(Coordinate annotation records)

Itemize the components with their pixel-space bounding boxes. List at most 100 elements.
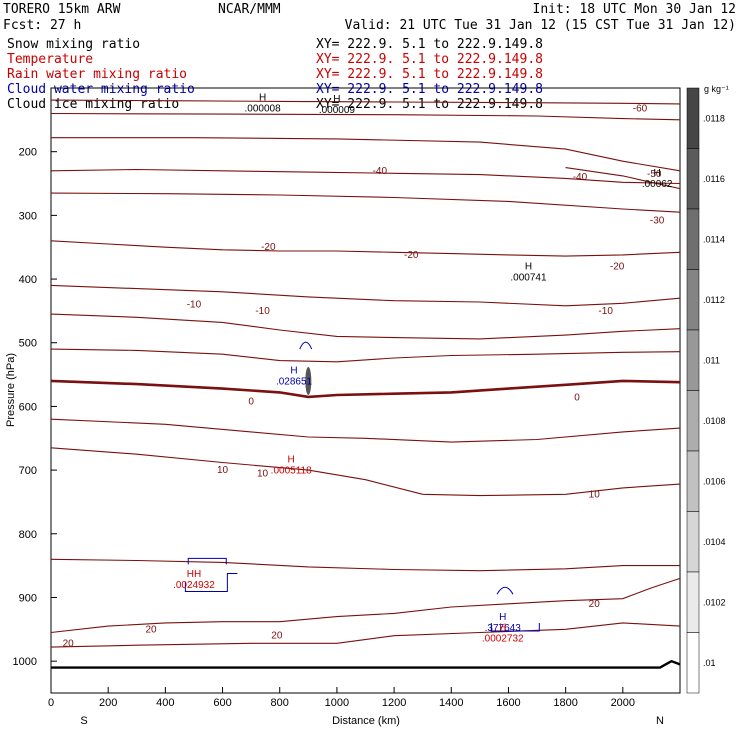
contour-label: -40 xyxy=(373,166,388,177)
contour-label: -10 xyxy=(598,306,613,317)
maximum-value: .0002732 xyxy=(482,634,524,645)
maximum-marker: H xyxy=(654,168,661,179)
contour-label: -40 xyxy=(573,172,588,183)
maximum-value: .377643 xyxy=(485,623,522,634)
contour-label: -30 xyxy=(650,215,665,226)
temperature-contour xyxy=(50,99,681,105)
legend-label-cloud-water: Cloud water mixing ratio xyxy=(7,82,195,97)
cloud-water-contour xyxy=(299,341,313,350)
x-tick-label: 0 xyxy=(48,697,54,709)
legend-xs-cloud-ice: XY= 222.9. 5.1 to 222.9.149.8 xyxy=(316,97,543,112)
contour-label: 20 xyxy=(63,638,75,649)
y-tick-label: 500 xyxy=(19,338,37,350)
y-tick-label: 1000 xyxy=(13,656,37,668)
temperature-contour xyxy=(50,558,680,572)
temperature-contour xyxy=(50,112,681,121)
maximum-marker: H xyxy=(333,94,340,105)
x-tick-label: 1000 xyxy=(325,697,349,709)
maximum-marker: H xyxy=(290,365,297,376)
y-tick-label: 600 xyxy=(19,401,37,413)
y-tick-label: 800 xyxy=(19,529,37,541)
contour-label: 10 xyxy=(217,465,229,476)
colorbar-label: .0104 xyxy=(703,537,726,547)
contour-label: 0 xyxy=(574,393,580,404)
colorbar-swatch xyxy=(686,148,700,210)
maximum-marker: HH xyxy=(187,569,201,580)
x-tick-label: 200 xyxy=(99,697,117,709)
colorbar: .0118 .0116 .0114 .0112 .011 .0108 .0106 .0104.… xyxy=(686,87,726,694)
maximum-marker: H xyxy=(525,262,532,273)
colorbar-swatch xyxy=(686,390,700,452)
header-init: Init: 18 UTC Mon 30 Jan 12 xyxy=(533,2,737,17)
maximum-value: .000008 xyxy=(244,104,281,115)
temperature-contour xyxy=(50,348,681,363)
colorbar-label: .0118 xyxy=(703,113,725,123)
temperature-contour xyxy=(50,379,681,399)
maximum-value: .028651 xyxy=(276,376,313,387)
temperature-contour xyxy=(50,577,681,634)
colorbar-label: .0114 xyxy=(703,234,725,244)
temperature-contour xyxy=(51,137,681,172)
y-tick-label: 200 xyxy=(19,147,37,159)
y-tick-label: 700 xyxy=(19,465,37,477)
temperature-contour xyxy=(50,240,681,257)
colorbar-label: .0108 xyxy=(703,416,726,426)
temperature-contour xyxy=(50,284,681,307)
colorbar-swatch xyxy=(686,511,700,573)
x-tick-label: 1200 xyxy=(382,697,406,709)
snow-shaded-core xyxy=(305,366,312,395)
y-axis-label: Pressure (hPa) xyxy=(5,353,17,427)
contour-label: -20 xyxy=(261,242,276,253)
colorbar-label: .0102 xyxy=(703,597,726,607)
colorbar-label: .0112 xyxy=(703,295,725,305)
temperature-contour xyxy=(50,168,681,185)
maximum-value: .0005118 xyxy=(271,465,312,476)
temperature-contour xyxy=(50,418,681,443)
legend-label-cloud-ice: Cloud ice mixing ratio xyxy=(7,97,179,112)
temperature-contour xyxy=(50,192,681,213)
contour-label: -10 xyxy=(187,300,202,311)
x-axis-label: Distance (km) xyxy=(332,715,400,727)
contour-label: -10 xyxy=(255,306,270,317)
y-tick-label: 400 xyxy=(19,274,37,286)
y-tick-label: 900 xyxy=(19,592,37,604)
cloud-water-contour xyxy=(490,586,540,632)
maximum-marker: H xyxy=(499,623,506,634)
x-tick-label: 800 xyxy=(271,697,289,709)
contour-label: 0 xyxy=(248,396,254,407)
colorbar-label: .01 xyxy=(703,658,716,668)
contour-label: -50 xyxy=(647,169,662,180)
legend-xs-cloud-water: XY= 222.9. 5.1 to 222.9.149.8 xyxy=(316,82,543,97)
temperature-contour xyxy=(50,622,681,648)
header-org: NCAR/MMM xyxy=(218,2,281,17)
x-tick-label: 2000 xyxy=(611,697,635,709)
x-axis: 0 200 400 600 800 1000 1200 1400 1600 1800 2000 xyxy=(48,687,635,709)
colorbar-unit: g kg⁻¹ xyxy=(704,84,729,94)
x-tick-label: 400 xyxy=(156,697,174,709)
colorbar-swatch xyxy=(686,269,700,331)
x-tick-label: 600 xyxy=(213,697,231,709)
y-tick-label: 300 xyxy=(19,210,37,222)
y-axis: 200 300 400 500 600 700 800 900 1000 xyxy=(13,147,57,668)
contour-label: -60 xyxy=(633,103,648,114)
colorbar-swatch xyxy=(686,329,700,391)
contour-label: -20 xyxy=(610,261,625,272)
temperature-contour xyxy=(565,167,681,190)
contour-label: 20 xyxy=(146,624,158,635)
colorbar-label: .0116 xyxy=(703,174,725,184)
x-tick-label: 1800 xyxy=(553,697,577,709)
maximum-value: .0024932 xyxy=(173,580,215,591)
contour-label: 10 xyxy=(257,468,269,479)
maximum-value: .000741 xyxy=(510,273,547,284)
north-label: N xyxy=(656,715,664,727)
temperature-contour xyxy=(50,313,681,340)
colorbar-swatch xyxy=(686,571,700,633)
temperature-contour xyxy=(50,447,681,497)
plot-area: -60 -50 -40 -40 -30 -20 -20 -20 -10 -10 -10 0 0 10 10 1… xyxy=(50,93,681,669)
maximum-marker: H xyxy=(288,454,295,465)
contour-label: -20 xyxy=(404,250,419,261)
x-tick-label: 1400 xyxy=(439,697,463,709)
legend-label-snow: Snow mixing ratio xyxy=(7,37,140,52)
legend-xs-snow: XY= 222.9. 5.1 to 222.9.149.8 xyxy=(316,37,543,52)
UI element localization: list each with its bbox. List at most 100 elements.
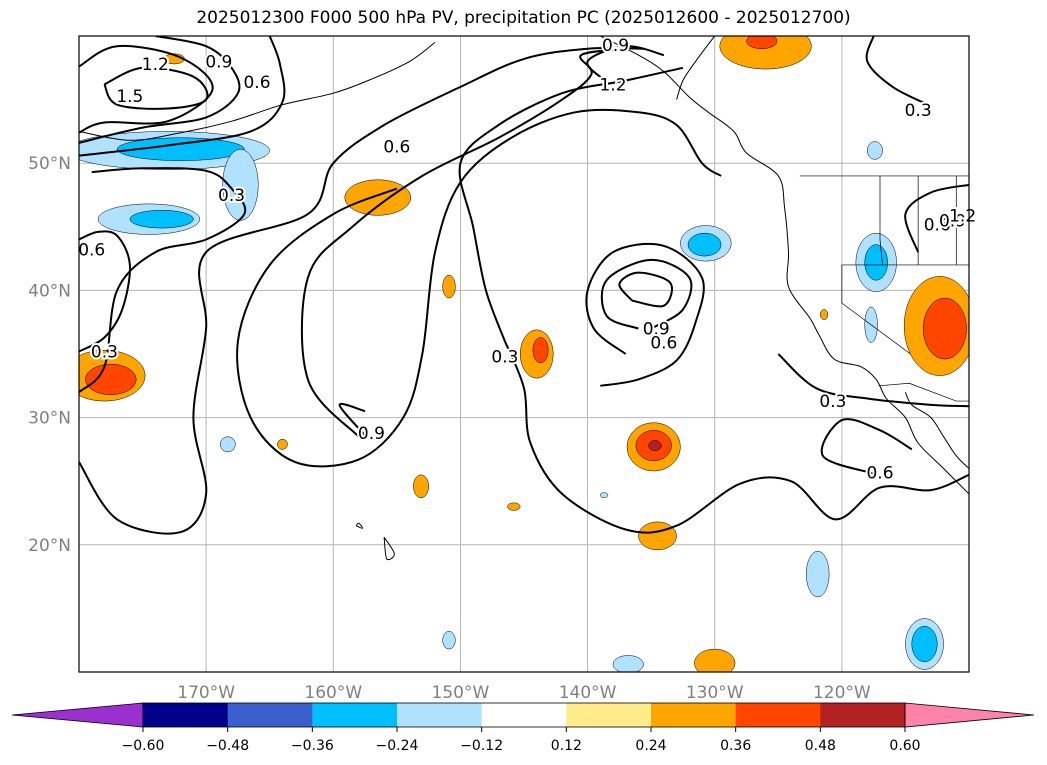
precip-patch <box>413 474 429 498</box>
precip-patch <box>719 36 812 70</box>
axis-tick-labels: 170°W 160°W 150°W 140°W 130°W 120°W 20°N 30°N 40… <box>28 154 871 703</box>
colorbar-tick-label: −0.36 <box>291 738 334 754</box>
pv-contour-line <box>338 402 366 437</box>
pv-contour-label: 0.9 <box>643 320 670 340</box>
pv-contour-label: 0.9 <box>602 36 629 56</box>
precip-patch <box>746 36 778 49</box>
precip-patch <box>638 521 677 551</box>
pv-contour-label: 0.3 <box>218 186 245 206</box>
colorbar-tick-label: 0.24 <box>635 738 666 754</box>
pv-contour-label: 0.9 <box>205 52 232 72</box>
precip-patch <box>864 244 888 281</box>
precip-patch <box>442 274 456 299</box>
state-border <box>841 264 911 355</box>
chart-title: 2025012300 F000 500 hPa PV, precipitatio… <box>196 8 851 28</box>
pv-contour-line <box>585 243 705 387</box>
precip-patch <box>612 655 644 672</box>
precip-patch <box>85 363 137 395</box>
coastline <box>600 36 969 495</box>
colorbar-segment <box>143 703 229 727</box>
precip-patch <box>648 440 662 451</box>
pv-contour-line <box>236 108 722 468</box>
precip-patch <box>507 502 521 511</box>
precip-patch <box>116 137 245 161</box>
colorbar-tick-label: 0.36 <box>720 738 751 754</box>
precip-patch <box>344 179 412 216</box>
y-tick-label: 40°N <box>28 281 71 301</box>
pv-contour-label: 1.2 <box>949 206 976 226</box>
pv-contour-line <box>586 45 665 83</box>
pv-contour-line <box>458 66 684 342</box>
coastlines <box>79 36 969 561</box>
pv-contour-line <box>820 418 913 475</box>
precip-patch <box>532 337 549 364</box>
pv-contour-label: 0.6 <box>383 138 410 158</box>
precip-patch <box>911 625 938 663</box>
precip-patch <box>806 550 830 598</box>
coastline <box>383 536 395 561</box>
pv-contour-label: 0.3 <box>91 342 118 362</box>
pv-contour-labels: 1.21.50.90.60.30.60.30.60.90.30.91.20.90… <box>76 34 978 485</box>
y-tick-label: 30°N <box>28 409 71 429</box>
x-tick-label: 140°W <box>559 683 617 703</box>
colorbar-tick-label: −0.48 <box>206 738 249 754</box>
precip-patch <box>922 297 967 360</box>
colorbar-segment <box>735 703 821 727</box>
colorbar-segment <box>566 703 652 727</box>
precip-patch <box>687 232 722 257</box>
plot-frame <box>78 35 970 673</box>
pv-contour-line <box>79 46 645 535</box>
precip-patch <box>129 210 194 229</box>
state-border <box>879 175 883 265</box>
pv-contour-line <box>904 183 969 253</box>
pv-contour-label: 0.6 <box>650 334 677 354</box>
pv-contour-label: 0.6 <box>243 73 270 93</box>
pv-contour-line <box>79 36 241 144</box>
colorbar-tick-label: 0.60 <box>889 738 920 754</box>
precip-patch <box>219 436 236 453</box>
coastline <box>79 41 436 141</box>
precip-patch <box>867 141 883 160</box>
pv-contour-label: 0.9 <box>939 211 966 231</box>
colorbar-segment <box>227 703 313 727</box>
colorbar-segment <box>312 703 398 727</box>
pv-contour-label: 0.3 <box>905 101 932 121</box>
pv-contour-line <box>79 44 214 134</box>
pv-contour-line <box>865 36 932 107</box>
pv-contour-label: 0.6 <box>924 215 951 235</box>
precip-patch <box>694 648 736 672</box>
colorbar-extend-low <box>11 702 144 728</box>
pv-contour-label: 1.2 <box>599 75 626 95</box>
y-tick-label: 50°N <box>28 154 71 174</box>
y-tick-label: 20°N <box>28 536 71 556</box>
state-border <box>878 382 969 402</box>
colorbar-tick-label: −0.12 <box>460 738 503 754</box>
colorbar-segment <box>397 703 483 727</box>
coastline <box>355 522 364 529</box>
pv-contour-line <box>503 340 969 534</box>
pv-contour-label: 0.3 <box>819 392 846 412</box>
pv-contours <box>79 36 969 535</box>
pv-contour-label: 0.6 <box>866 463 893 483</box>
pv-contour-label: 0.9 <box>358 424 385 444</box>
coastline <box>676 36 716 100</box>
colorbar-tick-label: −0.60 <box>122 738 165 754</box>
colorbar-tick-label: 0.12 <box>551 738 582 754</box>
precip-patch <box>600 492 609 498</box>
x-tick-label: 120°W <box>813 683 871 703</box>
colorbar-tick-label: 0.48 <box>805 738 836 754</box>
pv-contour-label: 0.6 <box>78 241 105 261</box>
colorbar-segment <box>651 703 737 727</box>
colorbar: −0.60 −0.48 −0.36 −0.24 −0.12 0.12 0.24 0.36 0.4… <box>11 702 1035 754</box>
pv-contour-line <box>79 36 286 157</box>
pv-contour-line <box>79 230 131 353</box>
pv-contour-line <box>300 47 626 438</box>
x-tick-label: 160°W <box>304 683 362 703</box>
colorbar-extend-high <box>904 702 1035 728</box>
precipitation-patches <box>79 36 969 672</box>
pv-contour-line <box>618 271 673 308</box>
precip-patch <box>442 631 456 650</box>
x-tick-label: 130°W <box>686 683 744 703</box>
colorbar-tick-label: −0.24 <box>376 738 419 754</box>
pv-contour-label: 1.2 <box>142 55 169 75</box>
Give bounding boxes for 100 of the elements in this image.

### Your goal
Please repeat, without any change, the part of the records that opens with the line containing "contour-label: -40 xyxy=(373,166,388,177)" and closes with the line containing "maximum-value: .377643 xyxy=(485,623,522,634)".

### Task result
contour-label: -40 xyxy=(373,166,388,177)
contour-label: -10 xyxy=(598,306,613,317)
maximum-value: .0002732 xyxy=(482,634,524,645)
maximum-marker: H xyxy=(654,168,661,179)
contour-label: -40 xyxy=(573,172,588,183)
maximum-value: .377643 xyxy=(485,623,522,634)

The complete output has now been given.